Records from a collection of figures
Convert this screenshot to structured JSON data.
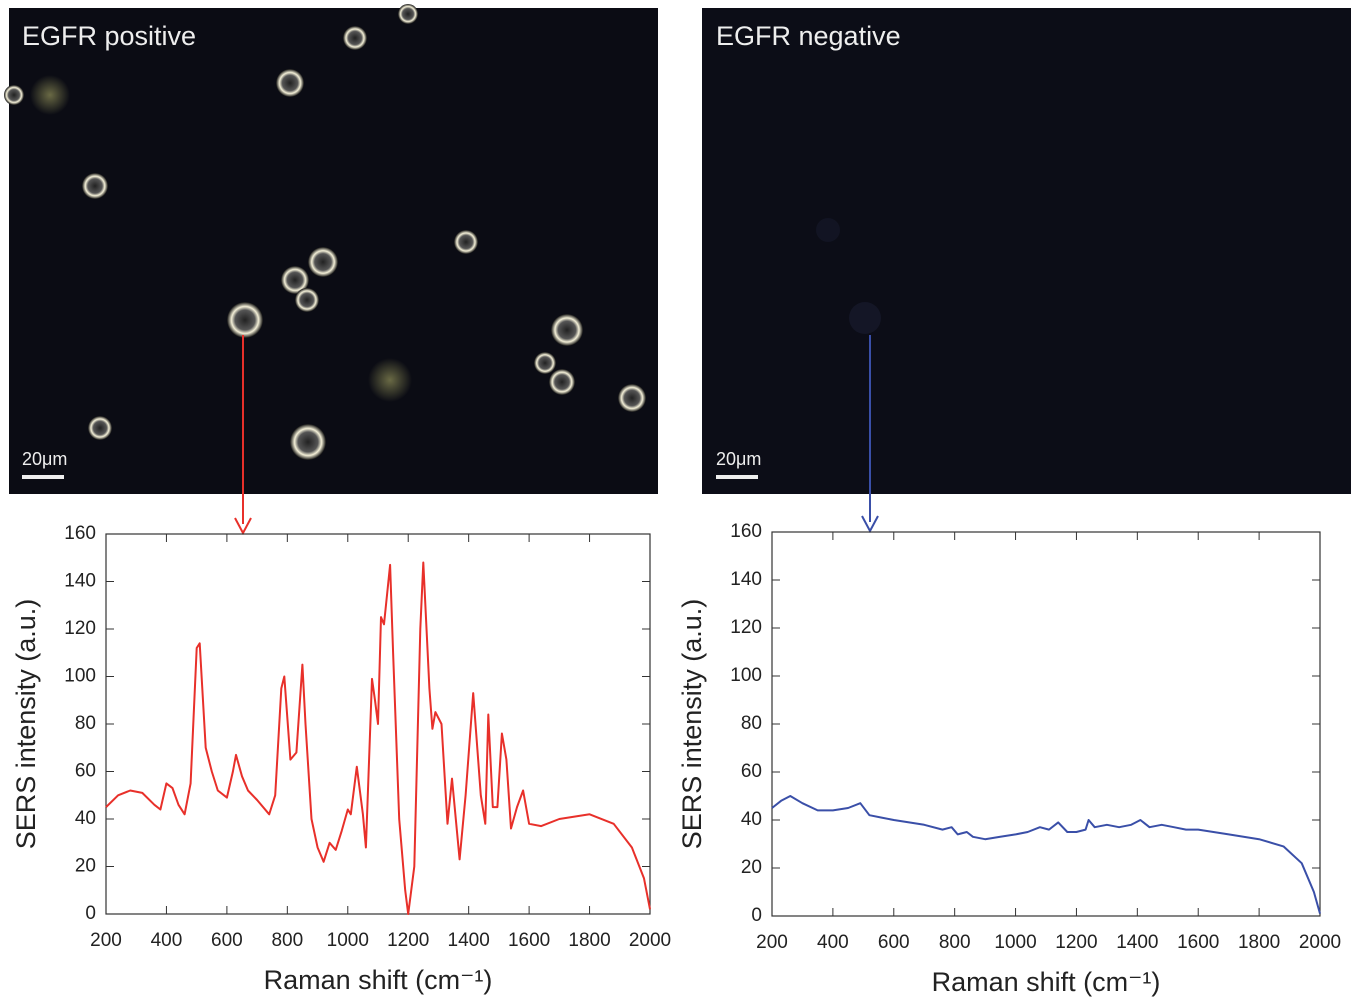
{
  "images": [
    {
      "label": "EGFR positive",
      "scale_bar": "20μm"
    },
    {
      "label": "EGFR negative",
      "scale_bar": "20μm"
    }
  ],
  "chart_data": [
    {
      "type": "line",
      "x_label": "Raman shift (cm⁻¹)",
      "y_label": "SERS intensity (a.u.)",
      "xlim": [
        200,
        2000
      ],
      "ylim": [
        0,
        160
      ],
      "xticks": [
        200,
        400,
        600,
        800,
        1000,
        1200,
        1400,
        1600,
        1800,
        2000
      ],
      "yticks": [
        0,
        20,
        40,
        60,
        80,
        100,
        120,
        140,
        160
      ],
      "x": [
        200,
        240,
        280,
        320,
        360,
        380,
        400,
        420,
        440,
        460,
        480,
        500,
        510,
        530,
        550,
        570,
        600,
        620,
        630,
        650,
        670,
        700,
        740,
        760,
        780,
        790,
        810,
        830,
        850,
        860,
        880,
        900,
        920,
        940,
        960,
        980,
        1000,
        1010,
        1030,
        1050,
        1060,
        1080,
        1090,
        1100,
        1110,
        1120,
        1140,
        1150,
        1170,
        1190,
        1200,
        1220,
        1240,
        1250,
        1270,
        1280,
        1290,
        1310,
        1330,
        1345,
        1370,
        1390,
        1415,
        1440,
        1455,
        1465,
        1480,
        1495,
        1510,
        1525,
        1540,
        1560,
        1580,
        1600,
        1640,
        1700,
        1800,
        1880,
        1940,
        1980,
        2000
      ],
      "series": [
        {
          "color": "#e8302a",
          "values": [
            45,
            50,
            52,
            51,
            46,
            44,
            55,
            53,
            46,
            42,
            55,
            112,
            114,
            70,
            60,
            52,
            49,
            60,
            67,
            58,
            52,
            48,
            42,
            50,
            95,
            100,
            65,
            68,
            105,
            80,
            40,
            28,
            22,
            30,
            27,
            35,
            44,
            42,
            62,
            42,
            28,
            99,
            90,
            80,
            125,
            122,
            147,
            110,
            40,
            10,
            0,
            20,
            120,
            148,
            95,
            78,
            85,
            80,
            38,
            57,
            23,
            50,
            93,
            50,
            38,
            84,
            45,
            45,
            76,
            65,
            36,
            45,
            52,
            38,
            37,
            40,
            42,
            38,
            28,
            15,
            2
          ]
        }
      ]
    },
    {
      "type": "line",
      "x_label": "Raman shift (cm⁻¹)",
      "y_label": "SERS intensity (a.u.)",
      "xlim": [
        200,
        2000
      ],
      "ylim": [
        0,
        160
      ],
      "xticks": [
        200,
        400,
        600,
        800,
        1000,
        1200,
        1400,
        1600,
        1800,
        2000
      ],
      "yticks": [
        0,
        20,
        40,
        60,
        80,
        100,
        120,
        140,
        160
      ],
      "x": [
        200,
        230,
        260,
        300,
        350,
        400,
        450,
        490,
        520,
        560,
        600,
        650,
        700,
        760,
        790,
        810,
        840,
        860,
        900,
        950,
        1000,
        1040,
        1080,
        1110,
        1140,
        1170,
        1200,
        1230,
        1240,
        1260,
        1300,
        1340,
        1380,
        1410,
        1440,
        1480,
        1520,
        1560,
        1600,
        1700,
        1800,
        1880,
        1940,
        1980,
        2000
      ],
      "series": [
        {
          "color": "#3a4fa8",
          "values": [
            45,
            48,
            50,
            47,
            44,
            44,
            45,
            47,
            42,
            41,
            40,
            39,
            38,
            36,
            37,
            34,
            35,
            33,
            32,
            33,
            34,
            35,
            37,
            36,
            39,
            35,
            35,
            36,
            40,
            37,
            38,
            37,
            38,
            40,
            37,
            38,
            37,
            36,
            36,
            34,
            32,
            29,
            22,
            10,
            1
          ]
        }
      ]
    }
  ]
}
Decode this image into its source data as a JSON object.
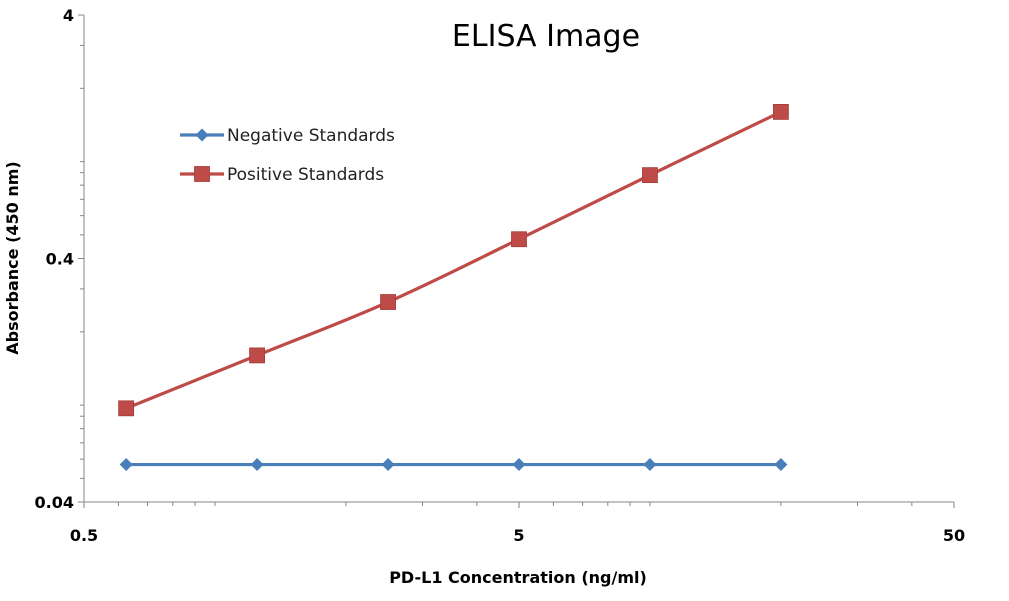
{
  "chart_data": {
    "type": "line",
    "title": "ELISA Image",
    "xlabel": "PD-L1 Concentration  (ng/ml)",
    "ylabel": "Absorbance (450 nm)",
    "x_scale": "log",
    "y_scale": "log",
    "xlim": [
      0.5,
      50
    ],
    "ylim": [
      0.04,
      4
    ],
    "x_ticks": [
      {
        "value": 0.5,
        "label": "0.5"
      },
      {
        "value": 5,
        "label": "5"
      },
      {
        "value": 50,
        "label": "50"
      }
    ],
    "y_ticks": [
      {
        "value": 0.04,
        "label": "0.04"
      },
      {
        "value": 0.4,
        "label": "0.4"
      },
      {
        "value": 4,
        "label": "4"
      }
    ],
    "x": [
      0.625,
      1.25,
      2.5,
      5,
      10,
      20
    ],
    "series": [
      {
        "name": "Negative Standards",
        "color": "#4a7ebb",
        "marker": "diamond",
        "values": [
          0.057,
          0.057,
          0.057,
          0.057,
          0.057,
          0.057
        ]
      },
      {
        "name": "Positive Standards",
        "color": "#be4b48",
        "marker": "square",
        "values": [
          0.097,
          0.16,
          0.265,
          0.48,
          0.88,
          1.6
        ]
      }
    ],
    "legend": {
      "placement": "top-left"
    },
    "grid": false
  }
}
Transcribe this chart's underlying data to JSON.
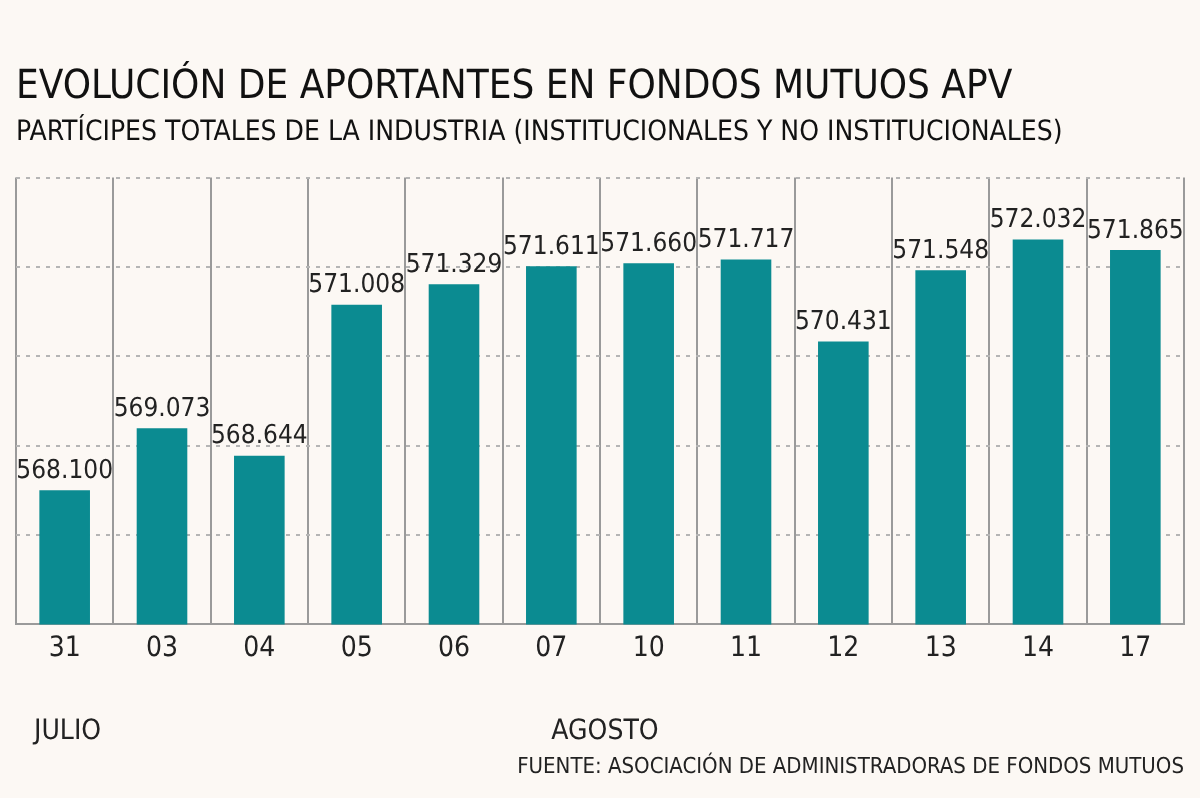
{
  "chart_data": {
    "type": "bar",
    "title": "EVOLUCIÓN DE APORTANTES EN FONDOS MUTUOS APV",
    "subtitle": "PARTÍCIPES TOTALES DE LA INDUSTRIA (INSTITUCIONALES Y NO INSTITUCIONALES)",
    "categories": [
      "31",
      "03",
      "04",
      "05",
      "06",
      "07",
      "10",
      "11",
      "12",
      "13",
      "14",
      "17"
    ],
    "values": [
      568100,
      569073,
      568644,
      571008,
      571329,
      571611,
      571660,
      571717,
      570431,
      571548,
      572032,
      571865
    ],
    "value_labels": [
      "568.100",
      "569.073",
      "568.644",
      "571.008",
      "571.329",
      "571.611",
      "571.660",
      "571.717",
      "570.431",
      "571.548",
      "572.032",
      "571.865"
    ],
    "color": "#0b8b91",
    "ylim": [
      566000,
      573000
    ],
    "yticks": [
      {
        "value": 566000,
        "label": null
      },
      {
        "value": 567400,
        "label": null
      },
      {
        "value": 568800,
        "label": null
      },
      {
        "value": 570200,
        "label": null
      },
      {
        "value": 571600,
        "label": null
      },
      {
        "value": 573000,
        "label": null
      }
    ],
    "tick_labels": "x",
    "grid": true,
    "legend": false,
    "annotations": [
      "JULIO",
      "AGOSTO",
      "FUENTE: ASOCIACIÓN DE ADMINISTRADORAS DE FONDOS MUTUOS"
    ]
  }
}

Task description ▸ Write out exactly the lines from the line containing "Transcribe this chart's" through the last line of the listing above, please, and leave out any pictures.

Completed exercise ▸
Transcribe this chart's underlying data to JSON.
{
  "chart_data": {
    "type": "bar",
    "title": "EVOLUCIÓN DE APORTANTES EN FONDOS MUTUOS APV",
    "subtitle": "PARTÍCIPES TOTALES DE LA INDUSTRIA (INSTITUCIONALES Y NO INSTITUCIONALES)",
    "categories": [
      "31",
      "03",
      "04",
      "05",
      "06",
      "07",
      "10",
      "11",
      "12",
      "13",
      "14",
      "17"
    ],
    "values": [
      568100,
      569073,
      568644,
      571008,
      571329,
      571611,
      571660,
      571717,
      570431,
      571548,
      572032,
      571865
    ],
    "value_labels": [
      "568.100",
      "569.073",
      "568.644",
      "571.008",
      "571.329",
      "571.611",
      "571.660",
      "571.717",
      "570.431",
      "571.548",
      "572.032",
      "571.865"
    ],
    "color": "#0b8b91",
    "ylim": [
      566000,
      573000
    ],
    "yticks": [
      {
        "value": 566000,
        "label": null
      },
      {
        "value": 567400,
        "label": null
      },
      {
        "value": 568800,
        "label": null
      },
      {
        "value": 570200,
        "label": null
      },
      {
        "value": 571600,
        "label": null
      },
      {
        "value": 573000,
        "label": null
      }
    ],
    "tick_labels": "x",
    "grid": true,
    "legend": false,
    "annotations": [
      "JULIO",
      "AGOSTO",
      "FUENTE: ASOCIACIÓN DE ADMINISTRADORAS DE FONDOS MUTUOS"
    ]
  }
}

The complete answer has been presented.